## What to produce
Reproduce all the entries exactly and keep the pictures out.
[START]
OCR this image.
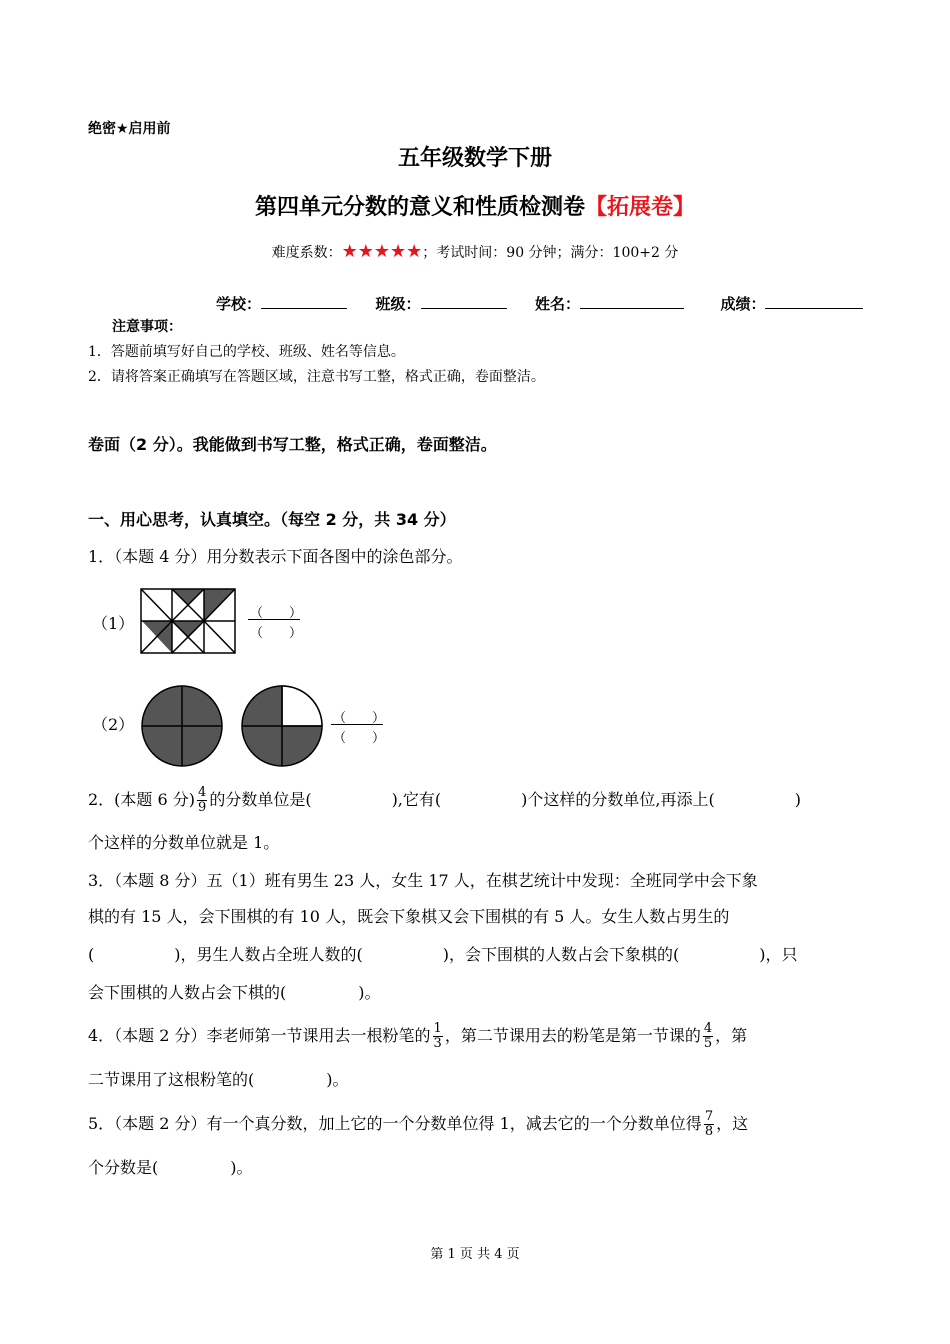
绝密★启用前
五年级数学下册
第四单元分数的意义和性质检测卷【拓展卷】
难度系数：★★★★★；考试时间：90 分钟；满分：100+2 分
学校：	班级：	姓名：	成绩：
注意事项：
1．答题前填写好自己的学校、班级、姓名等信息。
2．请将答案正确填写在答题区域，注意书写工整，格式正确，卷面整洁。
卷面（2 分）。我能做到书写工整，格式正确，卷面整洁。
一、用心思考，认真填空。（每空 2 分，共 34 分）
1．（本题 4 分）用分数表示下面各图中的涂色部分。
（1）
（　　）
（　　）
（2）	（　　）
（　　）
2．(本题 6 分) $\frac{4}{9}$ 的分数单位是(	),它有(	)个这样的分数单位,再添上(	)
个这样的分数单位就是 1。
3．（本题 8 分）五（1）班有男生 23 人，女生 17 人，在棋艺统计中发现：全班同学中会下象
棋的有 15 人，会下围棋的有 10 人，既会下象棋又会下围棋的有 5 人。女生人数占男生的
(	)，男生人数占全班人数的(	)，会下围棋的人数占会下象棋的(	)，只
会下围棋的人数占会下棋的(	)。
4．（本题 2 分）李老师第一节课用去一根粉笔的 $\frac{1}{3}$ ，第二节课用去的粉笔是第一节课的 $\frac{4}{5}$ ，第
二节课用了这根粉笔的(	)。
5．（本题 2 分）有一个真分数，加上它的一个分数单位得 1，减去它的一个分数单位得 $\frac{7}{8}$ ，这
个分数是(	)。
第 1 页 共 4 页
[END]
## Exercise answer
OCR this image.
绝密★启用前
五年级数学下册
第四单元分数的意义和性质检测卷【拓展卷】
难度系数：★★★★★；考试时间：90 分钟；满分：100+2 分
学校：	班级：	姓名：	成绩：
注意事项：
1．答题前填写好自己的学校、班级、姓名等信息。
2．请将答案正确填写在答题区域，注意书写工整，格式正确，卷面整洁。
卷面（2 分）。我能做到书写工整，格式正确，卷面整洁。
一、用心思考，认真填空。（每空 2 分，共 34 分）
1．（本题 4 分）用分数表示下面各图中的涂色部分。
（1）
（　　）
（　　）
（2）	（　　）
（　　）
2．(本题 6 分) $\frac{4}{9}$ 的分数单位是(	),它有(	)个这样的分数单位,再添上(	)
个这样的分数单位就是 1。
3．（本题 8 分）五（1）班有男生 23 人，女生 17 人，在棋艺统计中发现：全班同学中会下象
棋的有 15 人，会下围棋的有 10 人，既会下象棋又会下围棋的有 5 人。女生人数占男生的
(	)，男生人数占全班人数的(	)，会下围棋的人数占会下象棋的(	)，只
会下围棋的人数占会下棋的(	)。
4．（本题 2 分）李老师第一节课用去一根粉笔的 $\frac{1}{3}$ ，第二节课用去的粉笔是第一节课的 $\frac{4}{5}$ ，第
二节课用了这根粉笔的(	)。
5．（本题 2 分）有一个真分数，加上它的一个分数单位得 1，减去它的一个分数单位得 $\frac{7}{8}$ ，这
个分数是(	)。
第 1 页 共 4 页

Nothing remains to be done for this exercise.